Records supplied
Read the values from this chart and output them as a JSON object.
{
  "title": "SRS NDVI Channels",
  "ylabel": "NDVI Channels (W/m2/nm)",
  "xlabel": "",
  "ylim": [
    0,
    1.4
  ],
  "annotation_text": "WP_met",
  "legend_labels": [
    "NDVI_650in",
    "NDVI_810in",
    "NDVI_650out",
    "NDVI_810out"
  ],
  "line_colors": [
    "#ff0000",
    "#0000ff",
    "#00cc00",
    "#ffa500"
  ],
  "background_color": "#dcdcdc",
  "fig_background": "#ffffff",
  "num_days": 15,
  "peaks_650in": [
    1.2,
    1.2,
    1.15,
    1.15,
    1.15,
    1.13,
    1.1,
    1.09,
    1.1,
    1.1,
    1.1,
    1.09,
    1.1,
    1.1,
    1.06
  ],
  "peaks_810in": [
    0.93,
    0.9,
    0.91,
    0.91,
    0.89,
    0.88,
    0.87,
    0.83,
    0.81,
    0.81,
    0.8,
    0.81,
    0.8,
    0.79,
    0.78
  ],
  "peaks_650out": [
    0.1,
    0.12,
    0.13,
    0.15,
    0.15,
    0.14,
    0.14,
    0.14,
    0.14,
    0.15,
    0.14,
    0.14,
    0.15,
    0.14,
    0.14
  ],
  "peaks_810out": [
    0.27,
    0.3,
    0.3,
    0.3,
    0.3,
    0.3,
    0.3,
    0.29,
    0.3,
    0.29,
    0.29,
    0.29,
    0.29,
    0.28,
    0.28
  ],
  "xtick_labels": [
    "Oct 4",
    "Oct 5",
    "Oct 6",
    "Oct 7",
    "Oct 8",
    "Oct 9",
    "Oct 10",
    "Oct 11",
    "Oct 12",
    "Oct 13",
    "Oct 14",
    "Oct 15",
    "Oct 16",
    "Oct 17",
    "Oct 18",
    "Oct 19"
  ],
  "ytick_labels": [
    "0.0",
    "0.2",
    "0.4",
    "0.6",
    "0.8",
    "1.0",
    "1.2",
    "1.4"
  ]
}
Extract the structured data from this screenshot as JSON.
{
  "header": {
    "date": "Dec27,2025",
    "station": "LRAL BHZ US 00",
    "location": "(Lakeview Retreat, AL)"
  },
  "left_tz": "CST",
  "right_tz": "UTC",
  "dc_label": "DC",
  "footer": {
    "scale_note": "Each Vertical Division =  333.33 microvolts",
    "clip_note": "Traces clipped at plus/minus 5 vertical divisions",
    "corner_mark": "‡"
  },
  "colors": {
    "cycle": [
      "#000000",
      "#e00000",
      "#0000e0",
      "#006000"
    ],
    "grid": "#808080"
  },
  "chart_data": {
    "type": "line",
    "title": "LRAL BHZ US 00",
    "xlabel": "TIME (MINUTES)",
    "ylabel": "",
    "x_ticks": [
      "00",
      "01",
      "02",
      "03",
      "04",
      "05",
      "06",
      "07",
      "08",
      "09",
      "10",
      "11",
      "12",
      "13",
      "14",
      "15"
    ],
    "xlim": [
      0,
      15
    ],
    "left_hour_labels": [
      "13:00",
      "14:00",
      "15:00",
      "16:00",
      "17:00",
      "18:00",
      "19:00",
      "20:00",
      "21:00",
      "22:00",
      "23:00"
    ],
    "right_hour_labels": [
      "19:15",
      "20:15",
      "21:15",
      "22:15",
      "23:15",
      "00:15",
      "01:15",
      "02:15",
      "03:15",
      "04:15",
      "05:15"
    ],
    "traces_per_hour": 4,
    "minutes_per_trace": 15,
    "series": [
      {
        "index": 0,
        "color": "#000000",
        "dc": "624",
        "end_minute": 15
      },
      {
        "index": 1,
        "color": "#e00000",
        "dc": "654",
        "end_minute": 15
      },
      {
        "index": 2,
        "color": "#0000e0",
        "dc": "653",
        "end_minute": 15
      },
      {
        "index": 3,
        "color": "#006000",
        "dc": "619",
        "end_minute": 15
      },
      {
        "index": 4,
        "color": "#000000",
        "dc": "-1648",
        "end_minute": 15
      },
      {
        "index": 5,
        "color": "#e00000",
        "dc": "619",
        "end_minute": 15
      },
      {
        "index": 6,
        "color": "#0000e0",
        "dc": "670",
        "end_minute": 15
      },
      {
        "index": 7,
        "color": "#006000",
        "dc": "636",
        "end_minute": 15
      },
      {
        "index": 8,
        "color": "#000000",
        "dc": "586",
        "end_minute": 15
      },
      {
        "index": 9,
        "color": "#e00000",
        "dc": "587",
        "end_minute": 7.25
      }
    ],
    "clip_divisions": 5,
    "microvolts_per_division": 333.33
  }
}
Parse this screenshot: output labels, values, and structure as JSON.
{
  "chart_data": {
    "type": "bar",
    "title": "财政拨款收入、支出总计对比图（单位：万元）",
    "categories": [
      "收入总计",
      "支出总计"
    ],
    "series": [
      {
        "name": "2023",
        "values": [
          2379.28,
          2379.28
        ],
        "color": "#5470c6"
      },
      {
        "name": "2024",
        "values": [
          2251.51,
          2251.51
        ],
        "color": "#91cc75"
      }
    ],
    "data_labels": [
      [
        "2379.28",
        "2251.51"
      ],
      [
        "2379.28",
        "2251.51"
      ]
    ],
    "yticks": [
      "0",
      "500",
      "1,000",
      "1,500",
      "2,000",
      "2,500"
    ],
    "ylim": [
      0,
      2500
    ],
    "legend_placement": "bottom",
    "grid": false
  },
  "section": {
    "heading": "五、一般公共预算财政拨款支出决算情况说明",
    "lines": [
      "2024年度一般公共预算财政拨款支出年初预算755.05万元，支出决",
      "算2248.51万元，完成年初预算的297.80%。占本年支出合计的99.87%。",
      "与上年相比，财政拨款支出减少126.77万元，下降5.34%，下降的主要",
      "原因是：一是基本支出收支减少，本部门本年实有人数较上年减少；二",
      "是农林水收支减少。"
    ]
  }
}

Instruction
Above are some records; repeat all of them exactly.

Reply to the exercise
Read the values from this chart and output them as a JSON object.
{
  "title": "SRS NDVI Channels",
  "ylabel": "NDVI Channels (W/m2/nm)",
  "xlabel": "",
  "ylim": [
    0,
    1.4
  ],
  "annotation_text": "WP_met",
  "legend_labels": [
    "NDVI_650in",
    "NDVI_810in",
    "NDVI_650out",
    "NDVI_810out"
  ],
  "line_colors": [
    "#ff0000",
    "#0000ff",
    "#00cc00",
    "#ffa500"
  ],
  "background_color": "#dcdcdc",
  "fig_background": "#ffffff",
  "num_days": 15,
  "peaks_650in": [
    1.2,
    1.2,
    1.15,
    1.15,
    1.15,
    1.13,
    1.1,
    1.09,
    1.1,
    1.1,
    1.1,
    1.09,
    1.1,
    1.1,
    1.06
  ],
  "peaks_810in": [
    0.93,
    0.9,
    0.91,
    0.91,
    0.89,
    0.88,
    0.87,
    0.83,
    0.81,
    0.81,
    0.8,
    0.81,
    0.8,
    0.79,
    0.78
  ],
  "peaks_650out": [
    0.1,
    0.12,
    0.13,
    0.15,
    0.15,
    0.14,
    0.14,
    0.14,
    0.14,
    0.15,
    0.14,
    0.14,
    0.15,
    0.14,
    0.14
  ],
  "peaks_810out": [
    0.27,
    0.3,
    0.3,
    0.3,
    0.3,
    0.3,
    0.3,
    0.29,
    0.3,
    0.29,
    0.29,
    0.29,
    0.29,
    0.28,
    0.28
  ],
  "xtick_labels": [
    "Oct 4",
    "Oct 5",
    "Oct 6",
    "Oct 7",
    "Oct 8",
    "Oct 9",
    "Oct 10",
    "Oct 11",
    "Oct 12",
    "Oct 13",
    "Oct 14",
    "Oct 15",
    "Oct 16",
    "Oct 17",
    "Oct 18",
    "Oct 19"
  ],
  "ytick_labels": [
    "0.0",
    "0.2",
    "0.4",
    "0.6",
    "0.8",
    "1.0",
    "1.2",
    "1.4"
  ]
}
Extract the structured data from this screenshot as JSON.
{
  "header": {
    "date": "Dec27,2025",
    "station": "LRAL BHZ US 00",
    "location": "(Lakeview Retreat, AL)"
  },
  "left_tz": "CST",
  "right_tz": "UTC",
  "dc_label": "DC",
  "footer": {
    "scale_note": "Each Vertical Division =  333.33 microvolts",
    "clip_note": "Traces clipped at plus/minus 5 vertical divisions",
    "corner_mark": "‡"
  },
  "colors": {
    "cycle": [
      "#000000",
      "#e00000",
      "#0000e0",
      "#006000"
    ],
    "grid": "#808080"
  },
  "chart_data": {
    "type": "line",
    "title": "LRAL BHZ US 00",
    "xlabel": "TIME (MINUTES)",
    "ylabel": "",
    "x_ticks": [
      "00",
      "01",
      "02",
      "03",
      "04",
      "05",
      "06",
      "07",
      "08",
      "09",
      "10",
      "11",
      "12",
      "13",
      "14",
      "15"
    ],
    "xlim": [
      0,
      15
    ],
    "left_hour_labels": [
      "13:00",
      "14:00",
      "15:00",
      "16:00",
      "17:00",
      "18:00",
      "19:00",
      "20:00",
      "21:00",
      "22:00",
      "23:00"
    ],
    "right_hour_labels": [
      "19:15",
      "20:15",
      "21:15",
      "22:15",
      "23:15",
      "00:15",
      "01:15",
      "02:15",
      "03:15",
      "04:15",
      "05:15"
    ],
    "traces_per_hour": 4,
    "minutes_per_trace": 15,
    "series": [
      {
        "index": 0,
        "color": "#000000",
        "dc": "624",
        "end_minute": 15
      },
      {
        "index": 1,
        "color": "#e00000",
        "dc": "654",
        "end_minute": 15
      },
      {
        "index": 2,
        "color": "#0000e0",
        "dc": "653",
        "end_minute": 15
      },
      {
        "index": 3,
        "color": "#006000",
        "dc": "619",
        "end_minute": 15
      },
      {
        "index": 4,
        "color": "#000000",
        "dc": "-1648",
        "end_minute": 15
      },
      {
        "index": 5,
        "color": "#e00000",
        "dc": "619",
        "end_minute": 15
      },
      {
        "index": 6,
        "color": "#0000e0",
        "dc": "670",
        "end_minute": 15
      },
      {
        "index": 7,
        "color": "#006000",
        "dc": "636",
        "end_minute": 15
      },
      {
        "index": 8,
        "color": "#000000",
        "dc": "586",
        "end_minute": 15
      },
      {
        "index": 9,
        "color": "#e00000",
        "dc": "587",
        "end_minute": 7.25
      }
    ],
    "clip_divisions": 5,
    "microvolts_per_division": 333.33
  }
}
Parse this screenshot: output labels, values, and structure as JSON.
{
  "chart_data": {
    "type": "bar",
    "title": "财政拨款收入、支出总计对比图（单位：万元）",
    "categories": [
      "收入总计",
      "支出总计"
    ],
    "series": [
      {
        "name": "2023",
        "values": [
          2379.28,
          2379.28
        ],
        "color": "#5470c6"
      },
      {
        "name": "2024",
        "values": [
          2251.51,
          2251.51
        ],
        "color": "#91cc75"
      }
    ],
    "data_labels": [
      [
        "2379.28",
        "2251.51"
      ],
      [
        "2379.28",
        "2251.51"
      ]
    ],
    "yticks": [
      "0",
      "500",
      "1,000",
      "1,500",
      "2,000",
      "2,500"
    ],
    "ylim": [
      0,
      2500
    ],
    "legend_placement": "bottom",
    "grid": false
  },
  "section": {
    "heading": "五、一般公共预算财政拨款支出决算情况说明",
    "lines": [
      "2024年度一般公共预算财政拨款支出年初预算755.05万元，支出决",
      "算2248.51万元，完成年初预算的297.80%。占本年支出合计的99.87%。",
      "与上年相比，财政拨款支出减少126.77万元，下降5.34%，下降的主要",
      "原因是：一是基本支出收支减少，本部门本年实有人数较上年减少；二",
      "是农林水收支减少。"
    ]
  }
}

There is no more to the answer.